## DOCUMENT EXTRACT
----

1 Rydberg recipe Rubidium atoms are held in place using lasers at 1064 nm (undulating beams). Extra lasers at 795 nm and 485 nm (shown in red and blue) excite electrons from the 5s to the 5p, then from the 5s to the 18s, quantum states, respectively, to form Rydberg atoms. (Courtesy: Sean Kelley/JQI)
Once trapped, the atoms can then be excited to the Rydberg state by firing a photon of resonant frequency at them. The trouble is, the energy of the resonant photon can jolt the atom out of the trap, and so the search has been on for “magic wavelengths” that can both trap and excite an atom at the same time. In 2015, building on nearly a decade’s worth of work by atomic physicists, a group led by physicist Trey Porto at the University of Maryland’s Joint Quantum Institute, US, found a magic frequency for rubidium atoms that simultaneously traps them in two different quantum states, which have the principal quantum numbers n = 5 and n = 18 (Phys. Rev. A91 032518). In other words, they can be excited to a Rydberg state of 18s, where the excited electron is in the 18s orbital, while remaining in the trap. This magic wavelength corresponds to an infrared wavelength of about 1064 nm. By a sheer stroke of luck, this is the wavelength produced by a Nd:YAG laser, which most physicists use anyway because it provides some of the cheapest laser power available. That is particularly important when you want a lot of power without bankrupting your physics department.

----

## ENTRIES
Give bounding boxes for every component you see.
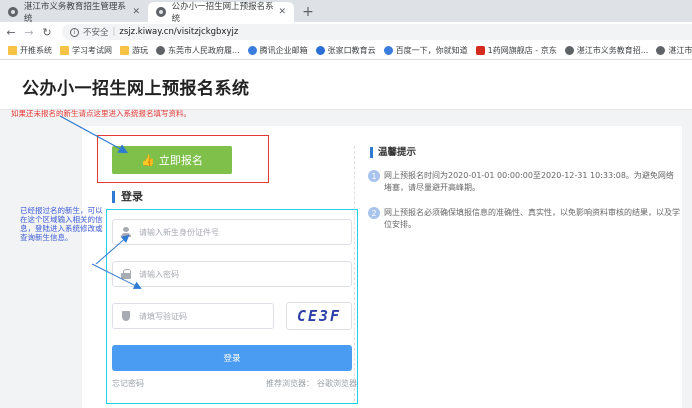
bookmarks-bar: 开推系统 学习考试网 游玩 东莞市人民政府履... 腾讯企业邮箱 张家口教育云 …: [0, 42, 692, 60]
bookmark-item[interactable]: 腾讯企业邮箱: [247, 45, 308, 56]
tab-title: 湛江市义务教育招生管理系统: [23, 2, 126, 24]
browser-tab-strip: 湛江市义务教育招生管理系统 ✕ 公办小一招生网上预报名系统 ✕ +: [0, 0, 692, 24]
address-separator: |: [112, 27, 116, 37]
arrow-to-register: [59, 115, 129, 154]
paw-icon: [383, 46, 393, 55]
address-bar[interactable]: i 不安全 | zsjz.kiway.cn/visitzjckgbxyjz: [62, 24, 692, 40]
jd-icon: [475, 46, 485, 55]
globe-icon: [656, 46, 666, 55]
bookmark-item[interactable]: 百度一下，你就知道: [383, 45, 468, 56]
globe-icon: [8, 7, 18, 17]
browser-tab-zhanjiang[interactable]: 湛江市义务教育招生管理系统 ✕: [0, 2, 148, 24]
new-tab-button[interactable]: +: [298, 2, 318, 22]
bookmark-item[interactable]: 湛江市义务教育招...: [564, 45, 648, 56]
browser-tab-registration[interactable]: 公办小一招生网上预报名系统 ✕: [148, 2, 294, 24]
back-arrow-icon[interactable]: ←: [4, 26, 18, 39]
bookmark-item[interactable]: 东莞市人民政府履...: [156, 45, 240, 56]
arrow-to-login-area: [91, 263, 142, 289]
folder-icon: [8, 46, 17, 55]
tab-title: 公办小一招生网上预报名系统: [171, 2, 274, 24]
bookmark-item[interactable]: 湛江市: [656, 45, 692, 56]
bookmark-item[interactable]: 学习考试网: [60, 45, 112, 56]
close-tab-icon[interactable]: ✕: [278, 7, 286, 17]
reload-icon[interactable]: ↻: [40, 26, 54, 39]
forward-arrow-icon[interactable]: →: [22, 26, 36, 39]
globe-icon: [156, 46, 165, 55]
globe-icon: [564, 46, 574, 55]
annotation-arrows: [59, 115, 142, 289]
bookmark-item[interactable]: 1药网旗舰店 - 京东: [475, 45, 557, 56]
globe-icon: [156, 7, 166, 17]
browser-toolbar: ← → ↻ i 不安全 | zsjz.kiway.cn/visitzjckgbx…: [0, 22, 692, 42]
bookmark-item[interactable]: 张家口教育云: [315, 45, 376, 56]
cloud-icon: [315, 46, 325, 55]
folder-icon: [120, 46, 129, 55]
info-icon[interactable]: i: [70, 27, 79, 37]
close-tab-icon[interactable]: ✕: [132, 7, 140, 17]
bookmark-item[interactable]: 游玩: [120, 45, 148, 56]
url-text[interactable]: zsjz.kiway.cn/visitzjckgbxyjz: [119, 27, 238, 37]
folder-icon: [60, 46, 69, 55]
security-status: 不安全: [83, 28, 109, 38]
bookmark-item[interactable]: 开推系统: [8, 45, 52, 56]
arrow-to-id-field: [95, 234, 130, 265]
mail-icon: [247, 46, 257, 55]
page-content: 公办小一招生网上预报名系统 如果还未报名的新生请点这里进入系统报名填写资料。 👍…: [0, 60, 692, 408]
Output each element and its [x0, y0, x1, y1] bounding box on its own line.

----

## PROBLEMS AND TASKS
(A) In the records, copy out the lines starting with the one containing "bookmarks-bar: 开推系统 学习考试网" and going on through the one containing "globe-icon: [8, 7, 18, 17]".
(B) Write the next part of the passage on trapping and exciting Rydberg atoms.
The passage about Rydberg atoms has no connection to the records.

## TASK-BY-TASK ANSWERS
(A)
bookmarks-bar: 开推系统 学习考试网 游玩 东莞市人民政府履... 腾讯企业邮箱 张家口教育云 …: [0, 42, 692, 60]
bookmark-item[interactable]: 腾讯企业邮箱: [247, 45, 308, 56]
tab-title: 湛江市义务教育招生管理系统: [23, 2, 126, 24]
browser-tab-strip: 湛江市义务教育招生管理系统 ✕ 公办小一招生网上预报名系统 ✕ +: [0, 0, 692, 24]
address-separator: |: [112, 27, 116, 37]
arrow-to-register: [59, 115, 129, 154]
paw-icon: [383, 46, 393, 55]
address-bar[interactable]: i 不安全 | zsjz.kiway.cn/visitzjckgbxyjz: [62, 24, 692, 40]
jd-icon: [475, 46, 485, 55]
globe-icon: [656, 46, 666, 55]
bookmark-item[interactable]: 百度一下，你就知道: [383, 45, 468, 56]
globe-icon: [8, 7, 18, 17]

(B)
“Really, we’ve been sneaky and picked a colour of light that traps both the Rydberg state that we’re interested in and the ground state,” says physicist Elizabeth Goldschmidt, who was one of Porto’s team members and is now based at the US Army Research Laboratory in Maryland.
Although Porto’s team excited the rubidium up to 18s, it was only a start. To get to higher quantum numbers – which results in stronger interactions across greater distances between atoms as well as extending the lifetime spent in the excited state – you need shorter and shorter magic wavelengths. Lasers that emit these shorter wavelengths are not as widely available as 1064 nm lasers and, at the highest frequencies, they can become cost-prohibitive. Nevertheless, the magic wavelengths are a huge advance for physicists such as Saffman. “He traps individual atoms and gets them to interact in gates, so he cares more about finding their magic wavelengths,” says Goldschmidt.
So far so good, but magic wavelengths and Rydberg excitation are not enough on their own to make a quantum computer. What’s missing is the quantum aspect that allows a qubit to exist in many states at once, as opposed to binary bits that can only be in one of two states. In Rydberg physics, this quantum aspect is provided through entanglement.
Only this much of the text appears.